- _BRIEF_:
Reproduce every entry exactly, without alteration.

- _RAW RECORDS_:

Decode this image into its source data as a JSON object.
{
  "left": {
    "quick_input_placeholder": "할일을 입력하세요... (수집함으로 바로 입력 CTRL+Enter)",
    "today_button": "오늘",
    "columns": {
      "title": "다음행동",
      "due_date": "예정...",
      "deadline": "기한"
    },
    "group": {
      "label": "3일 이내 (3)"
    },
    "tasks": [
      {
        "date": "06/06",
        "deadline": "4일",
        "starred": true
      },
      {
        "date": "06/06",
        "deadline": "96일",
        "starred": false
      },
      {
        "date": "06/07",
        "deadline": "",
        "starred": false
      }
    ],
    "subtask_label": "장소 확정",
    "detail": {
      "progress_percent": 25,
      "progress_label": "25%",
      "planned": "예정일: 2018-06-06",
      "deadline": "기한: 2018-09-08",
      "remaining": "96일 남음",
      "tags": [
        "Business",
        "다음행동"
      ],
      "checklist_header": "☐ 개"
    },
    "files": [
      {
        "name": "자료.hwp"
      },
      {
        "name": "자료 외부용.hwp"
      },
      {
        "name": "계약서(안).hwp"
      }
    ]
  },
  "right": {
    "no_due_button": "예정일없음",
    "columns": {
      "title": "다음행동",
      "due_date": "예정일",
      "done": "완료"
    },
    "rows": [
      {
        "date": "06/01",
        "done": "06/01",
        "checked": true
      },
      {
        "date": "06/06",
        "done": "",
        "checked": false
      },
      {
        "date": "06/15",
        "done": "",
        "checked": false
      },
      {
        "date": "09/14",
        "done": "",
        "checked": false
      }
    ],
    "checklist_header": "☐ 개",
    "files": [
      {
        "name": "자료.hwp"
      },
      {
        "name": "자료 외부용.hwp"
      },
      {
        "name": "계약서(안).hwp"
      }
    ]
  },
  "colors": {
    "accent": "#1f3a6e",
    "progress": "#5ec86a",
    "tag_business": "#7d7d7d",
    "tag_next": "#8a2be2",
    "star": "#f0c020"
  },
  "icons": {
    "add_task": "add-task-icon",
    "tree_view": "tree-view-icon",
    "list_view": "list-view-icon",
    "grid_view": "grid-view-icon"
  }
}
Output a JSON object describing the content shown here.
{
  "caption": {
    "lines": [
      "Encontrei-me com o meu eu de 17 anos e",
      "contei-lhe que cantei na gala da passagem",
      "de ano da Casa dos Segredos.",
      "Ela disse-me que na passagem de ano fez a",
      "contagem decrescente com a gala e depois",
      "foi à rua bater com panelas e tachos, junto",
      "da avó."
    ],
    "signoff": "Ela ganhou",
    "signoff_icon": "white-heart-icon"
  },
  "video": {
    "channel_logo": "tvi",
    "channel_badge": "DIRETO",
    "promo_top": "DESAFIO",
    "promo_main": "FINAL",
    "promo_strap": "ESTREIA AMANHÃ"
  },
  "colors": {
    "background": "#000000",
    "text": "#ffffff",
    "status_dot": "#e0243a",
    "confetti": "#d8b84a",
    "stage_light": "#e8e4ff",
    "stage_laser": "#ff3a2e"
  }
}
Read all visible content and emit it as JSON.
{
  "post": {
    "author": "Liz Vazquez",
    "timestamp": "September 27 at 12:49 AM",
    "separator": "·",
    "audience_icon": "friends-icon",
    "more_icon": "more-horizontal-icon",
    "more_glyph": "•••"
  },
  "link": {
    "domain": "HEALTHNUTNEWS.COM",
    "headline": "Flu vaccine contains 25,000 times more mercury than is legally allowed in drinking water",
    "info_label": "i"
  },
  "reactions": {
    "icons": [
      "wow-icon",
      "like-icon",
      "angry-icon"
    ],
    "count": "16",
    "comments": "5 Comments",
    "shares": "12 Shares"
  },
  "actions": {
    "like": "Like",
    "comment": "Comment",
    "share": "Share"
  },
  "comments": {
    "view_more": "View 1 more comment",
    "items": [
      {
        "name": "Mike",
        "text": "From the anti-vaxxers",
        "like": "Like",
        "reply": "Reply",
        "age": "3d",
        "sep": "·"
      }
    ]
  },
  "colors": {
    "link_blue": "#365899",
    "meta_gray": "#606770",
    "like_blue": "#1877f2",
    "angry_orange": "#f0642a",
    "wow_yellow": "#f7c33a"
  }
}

- _FINISHED TASK_:
Decode this image into its source data as a JSON object.
{
  "left": {
    "quick_input_placeholder": "할일을 입력하세요... (수집함으로 바로 입력 CTRL+Enter)",
    "today_button": "오늘",
    "columns": {
      "title": "다음행동",
      "due_date": "예정...",
      "deadline": "기한"
    },
    "group": {
      "label": "3일 이내 (3)"
    },
    "tasks": [
      {
        "date": "06/06",
        "deadline": "4일",
        "starred": true
      },
      {
        "date": "06/06",
        "deadline": "96일",
        "starred": false
      },
      {
        "date": "06/07",
        "deadline": "",
        "starred": false
      }
    ],
    "subtask_label": "장소 확정",
    "detail": {
      "progress_percent": 25,
      "progress_label": "25%",
      "planned": "예정일: 2018-06-06",
      "deadline": "기한: 2018-09-08",
      "remaining": "96일 남음",
      "tags": [
        "Business",
        "다음행동"
      ],
      "checklist_header": "☐ 개"
    },
    "files": [
      {
        "name": "자료.hwp"
      },
      {
        "name": "자료 외부용.hwp"
      },
      {
        "name": "계약서(안).hwp"
      }
    ]
  },
  "right": {
    "no_due_button": "예정일없음",
    "columns": {
      "title": "다음행동",
      "due_date": "예정일",
      "done": "완료"
    },
    "rows": [
      {
        "date": "06/01",
        "done": "06/01",
        "checked": true
      },
      {
        "date": "06/06",
        "done": "",
        "checked": false
      },
      {
        "date": "06/15",
        "done": "",
        "checked": false
      },
      {
        "date": "09/14",
        "done": "",
        "checked": false
      }
    ],
    "checklist_header": "☐ 개",
    "files": [
      {
        "name": "자료.hwp"
      },
      {
        "name": "자료 외부용.hwp"
      },
      {
        "name": "계약서(안).hwp"
      }
    ]
  },
  "colors": {
    "accent": "#1f3a6e",
    "progress": "#5ec86a",
    "tag_business": "#7d7d7d",
    "tag_next": "#8a2be2",
    "star": "#f0c020"
  },
  "icons": {
    "add_task": "add-task-icon",
    "tree_view": "tree-view-icon",
    "list_view": "list-view-icon",
    "grid_view": "grid-view-icon"
  }
}
Output a JSON object describing the content shown here.
{
  "caption": {
    "lines": [
      "Encontrei-me com o meu eu de 17 anos e",
      "contei-lhe que cantei na gala da passagem",
      "de ano da Casa dos Segredos.",
      "Ela disse-me que na passagem de ano fez a",
      "contagem decrescente com a gala e depois",
      "foi à rua bater com panelas e tachos, junto",
      "da avó."
    ],
    "signoff": "Ela ganhou",
    "signoff_icon": "white-heart-icon"
  },
  "video": {
    "channel_logo": "tvi",
    "channel_badge": "DIRETO",
    "promo_top": "DESAFIO",
    "promo_main": "FINAL",
    "promo_strap": "ESTREIA AMANHÃ"
  },
  "colors": {
    "background": "#000000",
    "text": "#ffffff",
    "status_dot": "#e0243a",
    "confetti": "#d8b84a",
    "stage_light": "#e8e4ff",
    "stage_laser": "#ff3a2e"
  }
}
Read all visible content and emit it as JSON.
{
  "post": {
    "author": "Liz Vazquez",
    "timestamp": "September 27 at 12:49 AM",
    "separator": "·",
    "audience_icon": "friends-icon",
    "more_icon": "more-horizontal-icon",
    "more_glyph": "•••"
  },
  "link": {
    "domain": "HEALTHNUTNEWS.COM",
    "headline": "Flu vaccine contains 25,000 times more mercury than is legally allowed in drinking water",
    "info_label": "i"
  },
  "reactions": {
    "icons": [
      "wow-icon",
      "like-icon",
      "angry-icon"
    ],
    "count": "16",
    "comments": "5 Comments",
    "shares": "12 Shares"
  },
  "actions": {
    "like": "Like",
    "comment": "Comment",
    "share": "Share"
  },
  "comments": {
    "view_more": "View 1 more comment",
    "items": [
      {
        "name": "Mike",
        "text": "From the anti-vaxxers",
        "like": "Like",
        "reply": "Reply",
        "age": "3d",
        "sep": "·"
      }
    ]
  },
  "colors": {
    "link_blue": "#365899",
    "meta_gray": "#606770",
    "like_blue": "#1877f2",
    "angry_orange": "#f0642a",
    "wow_yellow": "#f7c33a"
  }
}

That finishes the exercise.